#### Task instructions:
Can you express the material as a JSON list of strings, one string per line with blank lines left out, from its first line through the line with "red-packet-icon <box>148 1364 226 1420</box>", both included?

#### Information supplied:
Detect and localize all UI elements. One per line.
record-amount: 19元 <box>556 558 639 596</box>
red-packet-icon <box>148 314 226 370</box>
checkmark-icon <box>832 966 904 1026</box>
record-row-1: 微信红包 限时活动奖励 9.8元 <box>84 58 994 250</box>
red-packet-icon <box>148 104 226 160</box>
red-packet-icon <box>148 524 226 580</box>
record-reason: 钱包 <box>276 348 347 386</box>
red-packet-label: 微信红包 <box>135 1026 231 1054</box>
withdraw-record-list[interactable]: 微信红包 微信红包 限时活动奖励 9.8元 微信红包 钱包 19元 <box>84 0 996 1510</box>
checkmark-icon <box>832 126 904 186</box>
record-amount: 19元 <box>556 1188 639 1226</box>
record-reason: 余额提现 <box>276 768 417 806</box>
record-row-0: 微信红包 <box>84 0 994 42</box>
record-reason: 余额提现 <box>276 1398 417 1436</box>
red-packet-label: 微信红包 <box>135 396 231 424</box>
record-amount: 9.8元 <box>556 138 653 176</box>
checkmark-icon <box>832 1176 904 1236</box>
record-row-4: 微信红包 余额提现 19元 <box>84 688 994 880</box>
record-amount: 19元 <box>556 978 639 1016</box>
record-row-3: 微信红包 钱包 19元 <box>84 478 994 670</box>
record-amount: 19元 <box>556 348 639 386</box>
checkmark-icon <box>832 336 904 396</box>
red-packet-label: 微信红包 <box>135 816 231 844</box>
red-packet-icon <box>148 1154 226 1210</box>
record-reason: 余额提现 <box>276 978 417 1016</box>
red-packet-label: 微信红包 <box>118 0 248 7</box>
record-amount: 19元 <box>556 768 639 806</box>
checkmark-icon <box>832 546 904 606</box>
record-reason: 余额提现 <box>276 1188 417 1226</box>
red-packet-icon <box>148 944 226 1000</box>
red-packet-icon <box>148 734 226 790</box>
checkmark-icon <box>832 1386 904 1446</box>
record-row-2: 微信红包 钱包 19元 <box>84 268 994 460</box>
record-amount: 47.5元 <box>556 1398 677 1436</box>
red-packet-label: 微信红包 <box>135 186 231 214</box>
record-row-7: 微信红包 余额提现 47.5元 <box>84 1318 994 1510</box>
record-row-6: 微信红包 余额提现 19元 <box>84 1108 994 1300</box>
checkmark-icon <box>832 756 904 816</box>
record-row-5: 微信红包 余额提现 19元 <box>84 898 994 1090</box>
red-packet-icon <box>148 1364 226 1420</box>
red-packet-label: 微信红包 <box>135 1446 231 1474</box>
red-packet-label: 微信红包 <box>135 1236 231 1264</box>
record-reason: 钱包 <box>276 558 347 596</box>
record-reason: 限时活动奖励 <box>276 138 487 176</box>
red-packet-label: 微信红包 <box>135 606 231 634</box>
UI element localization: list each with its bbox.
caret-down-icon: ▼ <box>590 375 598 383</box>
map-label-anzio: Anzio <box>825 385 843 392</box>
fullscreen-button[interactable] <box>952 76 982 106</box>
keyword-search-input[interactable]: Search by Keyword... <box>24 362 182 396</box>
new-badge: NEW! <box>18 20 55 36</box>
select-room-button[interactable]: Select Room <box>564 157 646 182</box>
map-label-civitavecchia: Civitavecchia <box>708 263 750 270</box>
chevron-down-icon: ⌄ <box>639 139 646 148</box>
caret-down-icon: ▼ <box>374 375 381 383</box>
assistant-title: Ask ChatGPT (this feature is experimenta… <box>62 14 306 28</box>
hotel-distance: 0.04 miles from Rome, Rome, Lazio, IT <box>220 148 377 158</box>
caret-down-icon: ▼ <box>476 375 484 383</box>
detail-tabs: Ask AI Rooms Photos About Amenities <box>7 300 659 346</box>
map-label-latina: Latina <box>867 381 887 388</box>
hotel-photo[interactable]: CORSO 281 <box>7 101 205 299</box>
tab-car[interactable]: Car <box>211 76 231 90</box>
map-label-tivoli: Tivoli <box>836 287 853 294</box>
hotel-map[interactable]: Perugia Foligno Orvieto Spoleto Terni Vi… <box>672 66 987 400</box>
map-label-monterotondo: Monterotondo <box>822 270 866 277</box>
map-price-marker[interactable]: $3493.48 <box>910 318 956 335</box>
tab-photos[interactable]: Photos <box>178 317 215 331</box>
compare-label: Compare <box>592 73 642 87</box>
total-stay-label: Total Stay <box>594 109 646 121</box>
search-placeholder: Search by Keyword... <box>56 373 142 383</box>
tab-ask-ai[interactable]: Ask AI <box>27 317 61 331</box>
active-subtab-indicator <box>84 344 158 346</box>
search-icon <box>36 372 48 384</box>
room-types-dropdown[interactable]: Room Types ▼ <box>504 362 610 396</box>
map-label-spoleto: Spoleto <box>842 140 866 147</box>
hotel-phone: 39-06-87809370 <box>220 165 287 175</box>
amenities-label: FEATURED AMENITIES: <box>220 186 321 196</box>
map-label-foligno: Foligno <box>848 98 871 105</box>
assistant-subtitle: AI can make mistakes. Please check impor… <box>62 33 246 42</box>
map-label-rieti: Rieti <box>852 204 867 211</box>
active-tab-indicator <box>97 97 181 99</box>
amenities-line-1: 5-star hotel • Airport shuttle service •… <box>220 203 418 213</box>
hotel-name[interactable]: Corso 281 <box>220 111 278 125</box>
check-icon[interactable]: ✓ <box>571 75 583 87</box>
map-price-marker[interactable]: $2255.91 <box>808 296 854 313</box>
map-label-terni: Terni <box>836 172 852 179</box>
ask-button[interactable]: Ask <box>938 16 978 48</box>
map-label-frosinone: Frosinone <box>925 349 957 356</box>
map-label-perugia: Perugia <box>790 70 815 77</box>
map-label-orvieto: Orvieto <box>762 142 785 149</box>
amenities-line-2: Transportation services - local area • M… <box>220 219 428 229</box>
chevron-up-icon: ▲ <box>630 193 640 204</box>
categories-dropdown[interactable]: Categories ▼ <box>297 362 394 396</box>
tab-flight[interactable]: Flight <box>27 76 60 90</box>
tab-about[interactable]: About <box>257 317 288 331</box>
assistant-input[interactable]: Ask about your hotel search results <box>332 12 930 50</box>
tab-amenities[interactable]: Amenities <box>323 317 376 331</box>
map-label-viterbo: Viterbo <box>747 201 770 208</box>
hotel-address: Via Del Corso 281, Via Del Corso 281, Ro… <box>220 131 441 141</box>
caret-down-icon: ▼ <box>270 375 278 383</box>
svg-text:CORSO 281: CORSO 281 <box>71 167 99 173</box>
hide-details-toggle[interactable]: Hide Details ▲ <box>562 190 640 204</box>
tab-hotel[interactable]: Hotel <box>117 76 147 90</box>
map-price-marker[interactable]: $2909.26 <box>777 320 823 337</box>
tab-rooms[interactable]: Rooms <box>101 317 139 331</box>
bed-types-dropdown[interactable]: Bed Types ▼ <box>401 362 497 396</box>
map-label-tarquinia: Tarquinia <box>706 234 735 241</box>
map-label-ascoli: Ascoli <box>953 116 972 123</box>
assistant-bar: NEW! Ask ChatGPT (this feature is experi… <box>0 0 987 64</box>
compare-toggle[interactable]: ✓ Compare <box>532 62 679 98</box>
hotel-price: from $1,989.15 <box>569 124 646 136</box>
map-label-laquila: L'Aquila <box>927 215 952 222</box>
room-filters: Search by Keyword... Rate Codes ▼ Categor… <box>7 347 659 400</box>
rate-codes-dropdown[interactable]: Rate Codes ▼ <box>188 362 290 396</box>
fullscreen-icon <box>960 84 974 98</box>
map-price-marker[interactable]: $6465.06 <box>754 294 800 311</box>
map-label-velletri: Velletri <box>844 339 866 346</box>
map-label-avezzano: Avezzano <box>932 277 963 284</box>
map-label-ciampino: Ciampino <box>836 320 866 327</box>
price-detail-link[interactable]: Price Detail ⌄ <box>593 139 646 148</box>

#### Exercise result:
[
  "Detect and localize all UI elements. One per line.",
  "record-amount: 19元 <box>556 558 639 596</box>",
  "red-packet-icon <box>148 314 226 370</box>",
  "checkmark-icon <box>832 966 904 1026</box>",
  "record-row-1: 微信红包 限时活动奖励 9.8元 <box>84 58 994 250</box>",
  "red-packet-icon <box>148 104 226 160</box>",
  "red-packet-icon <box>148 524 226 580</box>",
  "record-reason: 钱包 <box>276 348 347 386</box>",
  "red-packet-label: 微信红包 <box>135 1026 231 1054</box>",
  "withdraw-record-list[interactable]: 微信红包 微信红包 限时活动奖励 9.8元 微信红包 钱包 19元 <box>84 0 996 1510</box>",
  "checkmark-icon <box>832 126 904 186</box>",
  "record-amount: 19元 <box>556 1188 639 1226</box>",
  "record-reason: 余额提现 <box>276 768 417 806</box>",
  "record-row-0: 微信红包 <box>84 0 994 42</box>",
  "record-reason: 余额提现 <box>276 1398 417 1436</box>",
  "red-packet-label: 微信红包 <box>135 396 231 424</box>",
  "record-amount: 9.8元 <box>556 138 653 176</box>",
  "checkmark-icon <box>832 1176 904 1236</box>",
  "record-row-4: 微信红包 余额提现 19元 <box>84 688 994 880</box>",
  "record-amount: 19元 <box>556 978 639 1016</box>",
  "record-row-3: 微信红包 钱包 19元 <box>84 478 994 670</box>",
  "record-amount: 19元 <box>556 348 639 386</box>",
  "checkmark-icon <box>832 336 904 396</box>",
  "red-packet-label: 微信红包 <box>135 816 231 844</box>",
  "red-packet-icon <box>148 1154 226 1210</box>",
  "record-reason: 余额提现 <box>276 978 417 1016</box>",
  "red-packet-label: 微信红包 <box>118 0 248 7</box>",
  "record-amount: 19元 <box>556 768 639 806</box>",
  "checkmark-icon <box>832 546 904 606</box>",
  "record-reason: 余额提现 <box>276 1188 417 1226</box>",
  "red-packet-icon <box>148 944 226 1000</box>",
  "red-packet-icon <box>148 734 226 790</box>",
  "checkmark-icon <box>832 1386 904 1446</box>",
  "record-row-2: 微信红包 钱包 19元 <box>84 268 994 460</box>",
  "record-amount: 47.5元 <box>556 1398 677 1436</box>",
  "red-packet-label: 微信红包 <box>135 186 231 214</box>",
  "record-row-7: 微信红包 余额提现 47.5元 <box>84 1318 994 1510</box>",
  "record-row-6: 微信红包 余额提现 19元 <box>84 1108 994 1300</box>",
  "checkmark-icon <box>832 756 904 816</box>",
  "record-row-5: 微信红包 余额提现 19元 <box>84 898 994 1090</box>",
  "red-packet-icon <box>148 1364 226 1420</box>"
]